# AIM
Copy out all lines in the data below containing the string "Rate".

# RECORDED INFORMATION

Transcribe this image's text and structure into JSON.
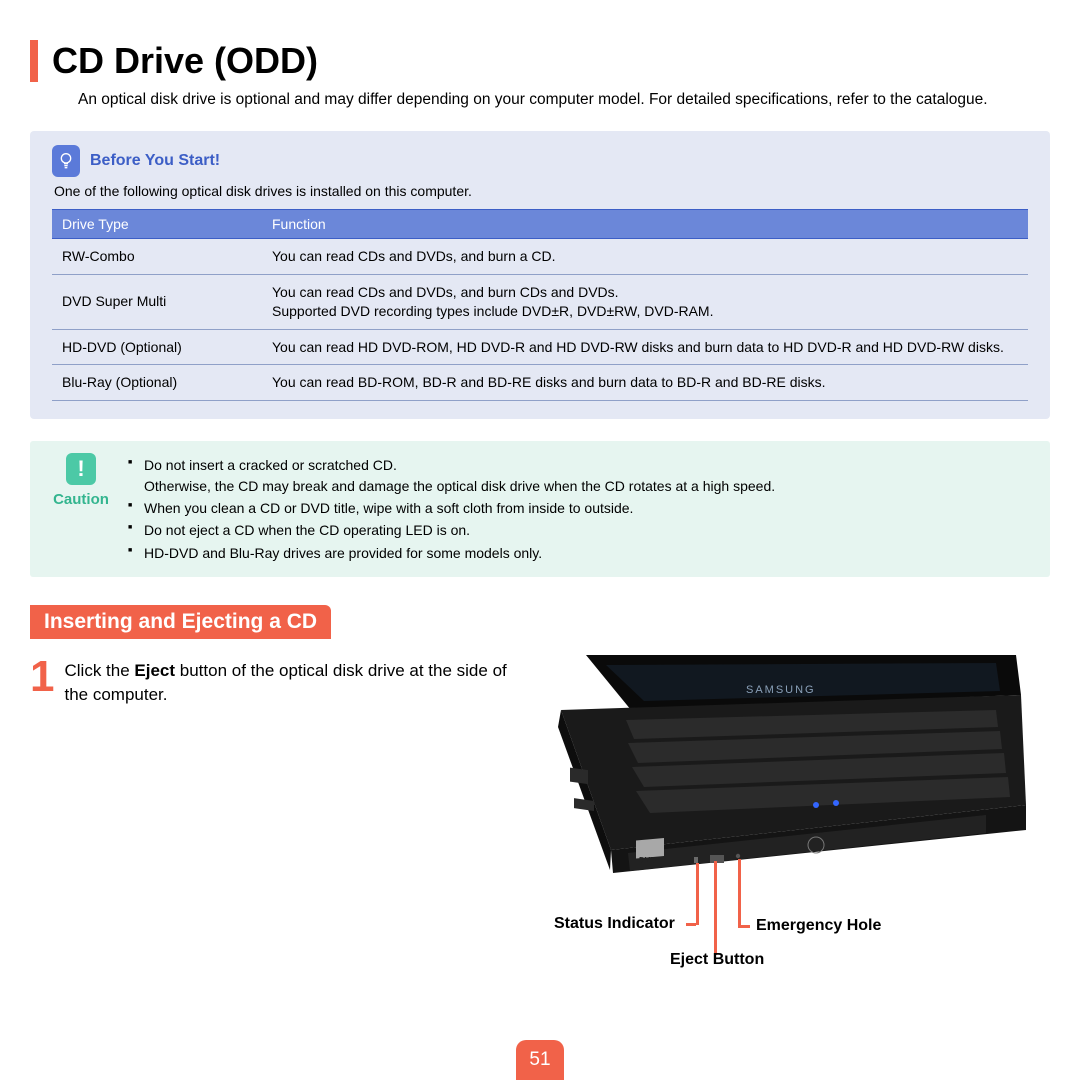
{
  "colors": {
    "accent": "#F16249",
    "info_bg": "#E4E8F4",
    "info_header_bg": "#6B87D9",
    "info_icon_bg": "#5B7AD9",
    "info_title": "#3C5EC6",
    "caution_bg": "#E6F5F0",
    "caution_icon_bg": "#4CC9A6",
    "caution_text": "#33B58F"
  },
  "title": "CD Drive (ODD)",
  "intro": "An optical disk drive is optional and may differ depending on your computer model. For detailed specifications, refer to the catalogue.",
  "info": {
    "heading": "Before You Start!",
    "sub": "One of the following optical disk drives is installed on this computer.",
    "table": {
      "columns": [
        "Drive Type",
        "Function"
      ],
      "rows": [
        [
          "RW-Combo",
          "You can read CDs and DVDs, and burn a CD."
        ],
        [
          "DVD Super Multi",
          "You can read CDs and DVDs, and burn CDs and DVDs.\nSupported DVD recording types include DVD±R, DVD±RW, DVD-RAM."
        ],
        [
          "HD-DVD (Optional)",
          "You can read HD DVD-ROM, HD DVD-R and HD DVD-RW disks and burn data to HD DVD-R and HD DVD-RW disks."
        ],
        [
          "Blu-Ray (Optional)",
          "You can read BD-ROM, BD-R and BD-RE disks and burn data to BD-R and BD-RE disks."
        ]
      ]
    }
  },
  "caution": {
    "label": "Caution",
    "items": [
      "Do not insert a cracked or scratched CD.\nOtherwise, the CD may break and damage the optical disk drive when the CD rotates at a high speed.",
      "When you clean a CD or DVD title, wipe with a soft cloth from inside to outside.",
      "Do not eject a CD when the CD operating LED is on.",
      "HD-DVD and Blu-Ray drives are provided for some models only."
    ]
  },
  "section": {
    "badge": "Inserting and Ejecting a CD",
    "step_number": "1",
    "step_text_pre": "Click the ",
    "step_text_bold": "Eject",
    "step_text_post": " button of the optical disk drive at the side of the computer."
  },
  "diagram": {
    "labels": {
      "status": "Status Indicator",
      "eject": "Eject Button",
      "emergency": "Emergency Hole"
    },
    "brand": "SAMSUNG",
    "dvd_badge": "DVD"
  },
  "page_number": "51"
}
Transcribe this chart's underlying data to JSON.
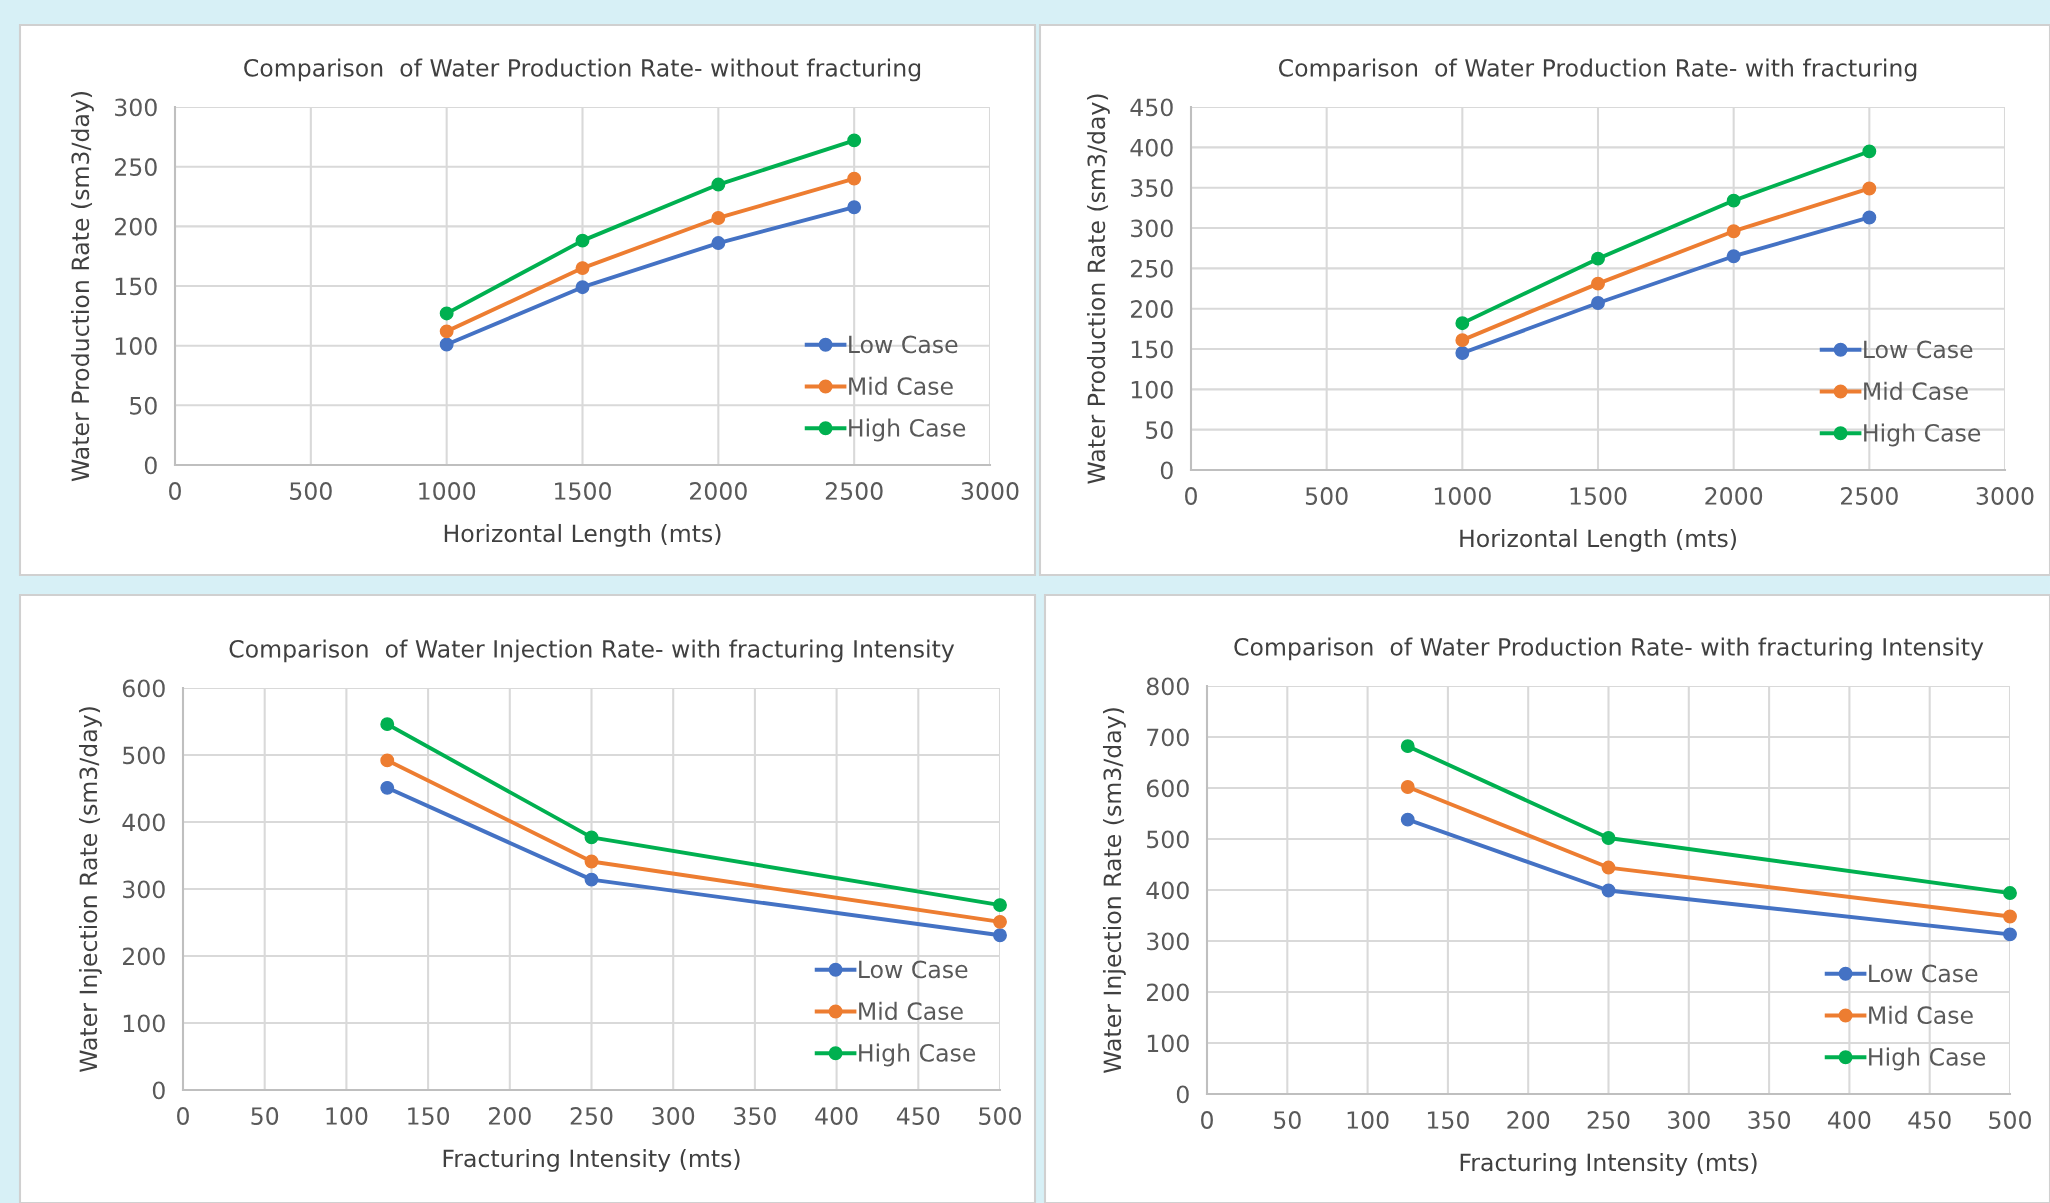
{
  "chart_data": [
    {
      "type": "line",
      "title": "Comparison  of Water Production Rate- without fracturing",
      "xlabel": "Horizontal Length (mts)",
      "ylabel": "Water Production Rate (sm3/day)",
      "x": [
        1000,
        1500,
        2000,
        2500
      ],
      "xlim": [
        0,
        3000
      ],
      "xticks": [
        0,
        500,
        1000,
        1500,
        2000,
        2500,
        3000
      ],
      "ylim": [
        0,
        300
      ],
      "yticks": [
        0,
        50,
        100,
        150,
        200,
        250,
        300
      ],
      "grid": true,
      "legend": "bottom right",
      "marker": "circle",
      "line_style": "solid",
      "series": [
        {
          "name": "Low Case",
          "color": "#4472c4",
          "values": [
            101,
            149,
            186,
            216
          ]
        },
        {
          "name": "Mid Case",
          "color": "#ed7d31",
          "values": [
            112,
            165,
            207,
            240
          ]
        },
        {
          "name": "High Case",
          "color": "#00b050",
          "values": [
            127,
            188,
            235,
            272
          ]
        }
      ]
    },
    {
      "type": "line",
      "title": "Comparison  of Water Production Rate- with fracturing",
      "xlabel": "Horizontal Length (mts)",
      "ylabel": "Water Production Rate (sm3/day)",
      "x": [
        1000,
        1500,
        2000,
        2500
      ],
      "xlim": [
        0,
        3000
      ],
      "xticks": [
        0,
        500,
        1000,
        1500,
        2000,
        2500,
        3000
      ],
      "ylim": [
        0,
        450
      ],
      "yticks": [
        0,
        50,
        100,
        150,
        200,
        250,
        300,
        350,
        400,
        450
      ],
      "grid": true,
      "legend": "bottom right",
      "marker": "circle",
      "line_style": "solid",
      "series": [
        {
          "name": "Low Case",
          "color": "#4472c4",
          "values": [
            145,
            207,
            265,
            313
          ]
        },
        {
          "name": "Mid Case",
          "color": "#ed7d31",
          "values": [
            161,
            231,
            296,
            349
          ]
        },
        {
          "name": "High Case",
          "color": "#00b050",
          "values": [
            182,
            262,
            334,
            395
          ]
        }
      ]
    },
    {
      "type": "line",
      "title": "Comparison  of Water Injection Rate- with fracturing Intensity",
      "xlabel": "Fracturing Intensity (mts)",
      "ylabel": "Water Injection Rate (sm3/day)",
      "x": [
        125,
        250,
        500
      ],
      "xlim": [
        0,
        500
      ],
      "xticks": [
        0,
        50,
        100,
        150,
        200,
        250,
        300,
        350,
        400,
        450,
        500
      ],
      "ylim": [
        0,
        600
      ],
      "yticks": [
        0,
        100,
        200,
        300,
        400,
        500,
        600
      ],
      "grid": true,
      "legend": "bottom right",
      "marker": "circle",
      "line_style": "solid",
      "series": [
        {
          "name": "Low Case",
          "color": "#4472c4",
          "values": [
            451,
            314,
            231
          ]
        },
        {
          "name": "Mid Case",
          "color": "#ed7d31",
          "values": [
            492,
            341,
            251
          ]
        },
        {
          "name": "High Case",
          "color": "#00b050",
          "values": [
            546,
            377,
            276
          ]
        }
      ]
    },
    {
      "type": "line",
      "title": "Comparison  of Water Production Rate- with fracturing Intensity",
      "xlabel": "Fracturing Intensity (mts)",
      "ylabel": "Water Injection Rate (sm3/day)",
      "x": [
        125,
        250,
        500
      ],
      "xlim": [
        0,
        500
      ],
      "xticks": [
        0,
        50,
        100,
        150,
        200,
        250,
        300,
        350,
        400,
        450,
        500
      ],
      "ylim": [
        0,
        800
      ],
      "yticks": [
        0,
        100,
        200,
        300,
        400,
        500,
        600,
        700,
        800
      ],
      "grid": true,
      "legend": "bottom right",
      "marker": "circle",
      "line_style": "solid",
      "series": [
        {
          "name": "Low Case",
          "color": "#4472c4",
          "values": [
            538,
            399,
            313
          ]
        },
        {
          "name": "Mid Case",
          "color": "#ed7d31",
          "values": [
            602,
            444,
            348
          ]
        },
        {
          "name": "High Case",
          "color": "#00b050",
          "values": [
            682,
            502,
            394
          ]
        }
      ]
    }
  ]
}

# SOLUTION TO THE PROBLEM
      "title": "Comparison  of Water Production Rate- without fracturing",
      "ylabel": "Water Production Rate (sm3/day)",
      "title": "Comparison  of Water Production Rate- with fracturing",
      "ylabel": "Water Production Rate (sm3/day)",
      "title": "Comparison  of Water Injection Rate- with fracturing Intensity",
      "ylabel": "Water Injection Rate (sm3/day)",
      "title": "Comparison  of Water Production Rate- with fracturing Intensity",
      "ylabel": "Water Injection Rate (sm3/day)",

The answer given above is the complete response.